• **Problem**
Can you write out the whole listing exactly?

— Begin —

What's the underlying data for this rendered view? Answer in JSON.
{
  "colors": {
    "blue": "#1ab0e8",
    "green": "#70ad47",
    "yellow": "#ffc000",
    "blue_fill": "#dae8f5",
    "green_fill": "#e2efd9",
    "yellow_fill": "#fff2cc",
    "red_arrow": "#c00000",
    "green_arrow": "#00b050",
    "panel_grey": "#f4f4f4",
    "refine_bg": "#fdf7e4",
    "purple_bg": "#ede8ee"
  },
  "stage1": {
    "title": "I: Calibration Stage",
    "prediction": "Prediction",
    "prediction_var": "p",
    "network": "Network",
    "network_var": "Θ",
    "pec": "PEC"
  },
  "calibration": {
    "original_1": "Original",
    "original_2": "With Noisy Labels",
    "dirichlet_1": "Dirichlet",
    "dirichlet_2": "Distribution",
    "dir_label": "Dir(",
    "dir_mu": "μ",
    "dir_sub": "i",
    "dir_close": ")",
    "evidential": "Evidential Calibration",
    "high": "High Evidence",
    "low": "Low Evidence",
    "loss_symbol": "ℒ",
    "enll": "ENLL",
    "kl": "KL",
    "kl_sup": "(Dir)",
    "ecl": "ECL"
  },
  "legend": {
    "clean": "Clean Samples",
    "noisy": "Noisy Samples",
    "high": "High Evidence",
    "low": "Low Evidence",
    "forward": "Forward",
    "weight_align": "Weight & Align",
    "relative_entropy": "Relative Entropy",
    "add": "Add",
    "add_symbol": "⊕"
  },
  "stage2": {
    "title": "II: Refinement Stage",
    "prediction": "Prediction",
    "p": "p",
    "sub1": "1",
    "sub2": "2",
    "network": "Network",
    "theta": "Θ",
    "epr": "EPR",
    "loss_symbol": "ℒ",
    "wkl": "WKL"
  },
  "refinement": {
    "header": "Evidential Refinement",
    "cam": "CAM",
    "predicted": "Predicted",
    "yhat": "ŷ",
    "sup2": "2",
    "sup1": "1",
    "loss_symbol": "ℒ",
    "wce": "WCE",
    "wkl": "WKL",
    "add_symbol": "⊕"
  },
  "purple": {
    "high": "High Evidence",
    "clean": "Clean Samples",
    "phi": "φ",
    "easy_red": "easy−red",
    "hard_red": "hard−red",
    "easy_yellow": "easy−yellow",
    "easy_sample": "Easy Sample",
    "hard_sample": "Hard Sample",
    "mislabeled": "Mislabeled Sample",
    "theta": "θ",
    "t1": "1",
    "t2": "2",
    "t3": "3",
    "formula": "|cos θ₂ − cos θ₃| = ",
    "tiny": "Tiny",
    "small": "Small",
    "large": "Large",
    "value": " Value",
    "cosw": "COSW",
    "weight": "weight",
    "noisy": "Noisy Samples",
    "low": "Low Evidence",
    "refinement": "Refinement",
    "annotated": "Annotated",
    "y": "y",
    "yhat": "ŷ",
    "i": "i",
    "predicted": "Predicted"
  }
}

— End —

• **Answer in full**
What's the underlying data for this rendered view? Answer in JSON.
{
  "colors": {
    "blue": "#1ab0e8",
    "green": "#70ad47",
    "yellow": "#ffc000",
    "blue_fill": "#dae8f5",
    "green_fill": "#e2efd9",
    "yellow_fill": "#fff2cc",
    "red_arrow": "#c00000",
    "green_arrow": "#00b050",
    "panel_grey": "#f4f4f4",
    "refine_bg": "#fdf7e4",
    "purple_bg": "#ede8ee"
  },
  "stage1": {
    "title": "I: Calibration Stage",
    "prediction": "Prediction",
    "prediction_var": "p",
    "network": "Network",
    "network_var": "Θ",
    "pec": "PEC"
  },
  "calibration": {
    "original_1": "Original",
    "original_2": "With Noisy Labels",
    "dirichlet_1": "Dirichlet",
    "dirichlet_2": "Distribution",
    "dir_label": "Dir(",
    "dir_mu": "μ",
    "dir_sub": "i",
    "dir_close": ")",
    "evidential": "Evidential Calibration",
    "high": "High Evidence",
    "low": "Low Evidence",
    "loss_symbol": "ℒ",
    "enll": "ENLL",
    "kl": "KL",
    "kl_sup": "(Dir)",
    "ecl": "ECL"
  },
  "legend": {
    "clean": "Clean Samples",
    "noisy": "Noisy Samples",
    "high": "High Evidence",
    "low": "Low Evidence",
    "forward": "Forward",
    "weight_align": "Weight & Align",
    "relative_entropy": "Relative Entropy",
    "add": "Add",
    "add_symbol": "⊕"
  },
  "stage2": {
    "title": "II: Refinement Stage",
    "prediction": "Prediction",
    "p": "p",
    "sub1": "1",
    "sub2": "2",
    "network": "Network",
    "theta": "Θ",
    "epr": "EPR",
    "loss_symbol": "ℒ",
    "wkl": "WKL"
  },
  "refinement": {
    "header": "Evidential Refinement",
    "cam": "CAM",
    "predicted": "Predicted",
    "yhat": "ŷ",
    "sup2": "2",
    "sup1": "1",
    "loss_symbol": "ℒ",
    "wce": "WCE",
    "wkl": "WKL",
    "add_symbol": "⊕"
  },
  "purple": {
    "high": "High Evidence",
    "clean": "Clean Samples",
    "phi": "φ",
    "easy_red": "easy−red",
    "hard_red": "hard−red",
    "easy_yellow": "easy−yellow",
    "easy_sample": "Easy Sample",
    "hard_sample": "Hard Sample",
    "mislabeled": "Mislabeled Sample",
    "theta": "θ",
    "t1": "1",
    "t2": "2",
    "t3": "3",
    "formula": "|cos θ₂ − cos θ₃| = ",
    "tiny": "Tiny",
    "small": "Small",
    "large": "Large",
    "value": " Value",
    "cosw": "COSW",
    "weight": "weight",
    "noisy": "Noisy Samples",
    "low": "Low Evidence",
    "refinement": "Refinement",
    "annotated": "Annotated",
    "y": "y",
    "yhat": "ŷ",
    "i": "i",
    "predicted": "Predicted"
  }
}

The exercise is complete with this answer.